### Records provided

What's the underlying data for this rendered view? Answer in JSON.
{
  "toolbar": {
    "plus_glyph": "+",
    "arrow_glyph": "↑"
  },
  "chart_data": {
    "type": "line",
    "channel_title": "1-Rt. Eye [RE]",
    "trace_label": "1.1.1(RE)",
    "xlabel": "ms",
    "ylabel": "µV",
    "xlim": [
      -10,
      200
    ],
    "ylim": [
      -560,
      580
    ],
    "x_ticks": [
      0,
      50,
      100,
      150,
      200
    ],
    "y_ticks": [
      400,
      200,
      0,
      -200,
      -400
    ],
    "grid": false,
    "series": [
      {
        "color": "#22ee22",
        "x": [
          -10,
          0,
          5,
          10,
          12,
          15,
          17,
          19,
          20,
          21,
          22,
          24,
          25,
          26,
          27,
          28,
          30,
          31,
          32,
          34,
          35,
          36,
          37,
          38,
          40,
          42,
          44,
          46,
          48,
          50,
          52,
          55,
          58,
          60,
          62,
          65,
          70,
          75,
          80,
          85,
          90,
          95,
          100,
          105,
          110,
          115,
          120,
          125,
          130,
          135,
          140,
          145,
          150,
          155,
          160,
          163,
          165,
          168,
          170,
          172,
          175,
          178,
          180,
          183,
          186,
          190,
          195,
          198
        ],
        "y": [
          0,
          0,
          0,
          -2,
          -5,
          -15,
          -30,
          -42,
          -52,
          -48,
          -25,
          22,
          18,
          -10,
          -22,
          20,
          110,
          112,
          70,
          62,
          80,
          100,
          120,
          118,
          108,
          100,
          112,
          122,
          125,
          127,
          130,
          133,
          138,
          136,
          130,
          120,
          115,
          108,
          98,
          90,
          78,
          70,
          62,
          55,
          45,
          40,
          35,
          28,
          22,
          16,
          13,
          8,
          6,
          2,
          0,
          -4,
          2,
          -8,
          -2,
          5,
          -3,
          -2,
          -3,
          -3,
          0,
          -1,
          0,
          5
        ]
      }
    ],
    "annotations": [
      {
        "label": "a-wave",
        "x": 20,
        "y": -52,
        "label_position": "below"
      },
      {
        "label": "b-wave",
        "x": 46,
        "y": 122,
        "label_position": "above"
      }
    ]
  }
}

---

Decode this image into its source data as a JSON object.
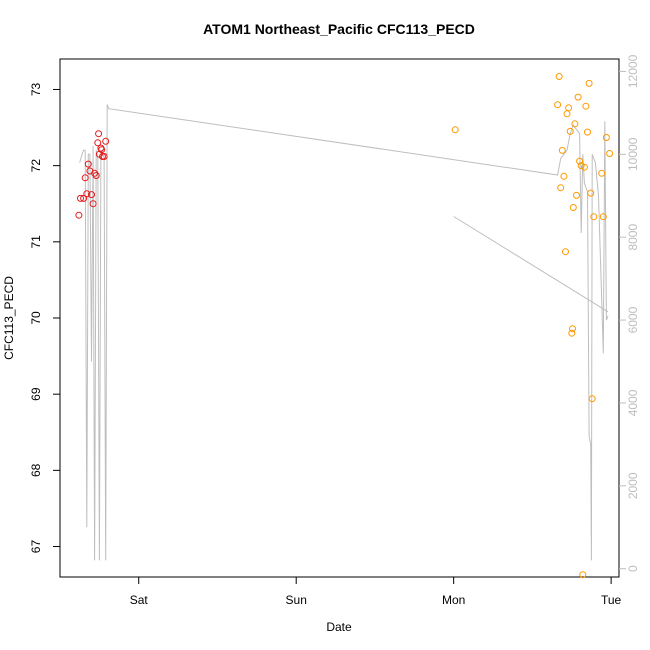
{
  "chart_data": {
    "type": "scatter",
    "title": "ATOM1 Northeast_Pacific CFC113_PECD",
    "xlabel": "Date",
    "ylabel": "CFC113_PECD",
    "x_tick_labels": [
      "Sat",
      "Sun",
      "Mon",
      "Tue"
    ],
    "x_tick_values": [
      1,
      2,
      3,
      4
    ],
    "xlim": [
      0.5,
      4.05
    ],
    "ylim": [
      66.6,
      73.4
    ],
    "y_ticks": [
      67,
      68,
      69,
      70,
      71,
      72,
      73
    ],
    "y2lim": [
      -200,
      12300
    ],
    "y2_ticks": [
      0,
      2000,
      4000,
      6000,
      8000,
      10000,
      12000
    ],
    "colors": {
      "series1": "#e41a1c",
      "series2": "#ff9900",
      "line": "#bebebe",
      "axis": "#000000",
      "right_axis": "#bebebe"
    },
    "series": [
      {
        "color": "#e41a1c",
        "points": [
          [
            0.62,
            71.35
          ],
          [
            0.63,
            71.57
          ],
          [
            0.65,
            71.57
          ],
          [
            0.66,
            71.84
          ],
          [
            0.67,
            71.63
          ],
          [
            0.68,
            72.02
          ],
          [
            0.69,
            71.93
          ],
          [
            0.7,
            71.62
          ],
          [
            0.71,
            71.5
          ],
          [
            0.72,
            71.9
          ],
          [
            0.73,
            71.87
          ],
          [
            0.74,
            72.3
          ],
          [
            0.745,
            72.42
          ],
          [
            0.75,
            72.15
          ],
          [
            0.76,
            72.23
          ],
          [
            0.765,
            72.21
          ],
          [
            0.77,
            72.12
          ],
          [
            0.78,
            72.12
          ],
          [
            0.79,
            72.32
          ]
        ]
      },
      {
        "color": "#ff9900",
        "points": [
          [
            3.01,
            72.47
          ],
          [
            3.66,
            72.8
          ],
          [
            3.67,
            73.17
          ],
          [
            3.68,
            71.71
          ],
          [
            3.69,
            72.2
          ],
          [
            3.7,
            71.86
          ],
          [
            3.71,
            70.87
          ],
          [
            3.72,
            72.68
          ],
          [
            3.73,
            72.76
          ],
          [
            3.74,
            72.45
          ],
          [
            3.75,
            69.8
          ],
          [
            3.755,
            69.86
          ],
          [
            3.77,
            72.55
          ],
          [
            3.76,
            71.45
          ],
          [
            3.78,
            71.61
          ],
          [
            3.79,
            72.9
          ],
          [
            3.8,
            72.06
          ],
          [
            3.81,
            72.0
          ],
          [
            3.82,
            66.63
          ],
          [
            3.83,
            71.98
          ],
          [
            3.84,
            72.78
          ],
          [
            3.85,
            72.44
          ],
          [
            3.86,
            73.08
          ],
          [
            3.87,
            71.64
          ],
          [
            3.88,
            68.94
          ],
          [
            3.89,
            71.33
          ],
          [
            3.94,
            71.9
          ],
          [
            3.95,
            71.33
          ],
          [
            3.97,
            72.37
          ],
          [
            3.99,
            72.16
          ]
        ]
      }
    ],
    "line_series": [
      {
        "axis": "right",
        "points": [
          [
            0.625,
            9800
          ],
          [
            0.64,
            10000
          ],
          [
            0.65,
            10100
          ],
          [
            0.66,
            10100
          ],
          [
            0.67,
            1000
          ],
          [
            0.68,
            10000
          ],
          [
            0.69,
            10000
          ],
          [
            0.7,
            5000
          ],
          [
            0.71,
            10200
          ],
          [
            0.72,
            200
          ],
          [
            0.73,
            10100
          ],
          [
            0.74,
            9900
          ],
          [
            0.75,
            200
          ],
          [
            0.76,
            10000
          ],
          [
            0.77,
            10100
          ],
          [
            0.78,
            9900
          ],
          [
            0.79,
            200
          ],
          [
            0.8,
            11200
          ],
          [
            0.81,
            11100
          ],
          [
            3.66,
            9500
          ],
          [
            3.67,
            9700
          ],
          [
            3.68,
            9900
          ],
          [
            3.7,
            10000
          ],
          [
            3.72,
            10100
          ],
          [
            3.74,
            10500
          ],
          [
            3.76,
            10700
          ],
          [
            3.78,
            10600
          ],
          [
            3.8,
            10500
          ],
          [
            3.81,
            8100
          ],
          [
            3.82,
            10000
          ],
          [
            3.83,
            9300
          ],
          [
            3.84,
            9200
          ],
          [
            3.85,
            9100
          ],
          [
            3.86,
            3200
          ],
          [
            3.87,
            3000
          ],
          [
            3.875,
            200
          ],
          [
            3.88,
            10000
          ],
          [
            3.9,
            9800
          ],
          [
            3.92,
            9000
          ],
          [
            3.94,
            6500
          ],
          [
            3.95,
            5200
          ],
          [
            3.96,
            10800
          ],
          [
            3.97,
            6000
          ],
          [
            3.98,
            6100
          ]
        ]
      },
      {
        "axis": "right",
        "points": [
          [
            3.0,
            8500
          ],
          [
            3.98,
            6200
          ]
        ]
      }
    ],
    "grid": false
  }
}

### Exercise aim
Copy all lines from the data that hold the word "JSON".

### Output
What's the underlying data for this rendered view? Answer in JSON.
Decode this image into its source data as a JSON object.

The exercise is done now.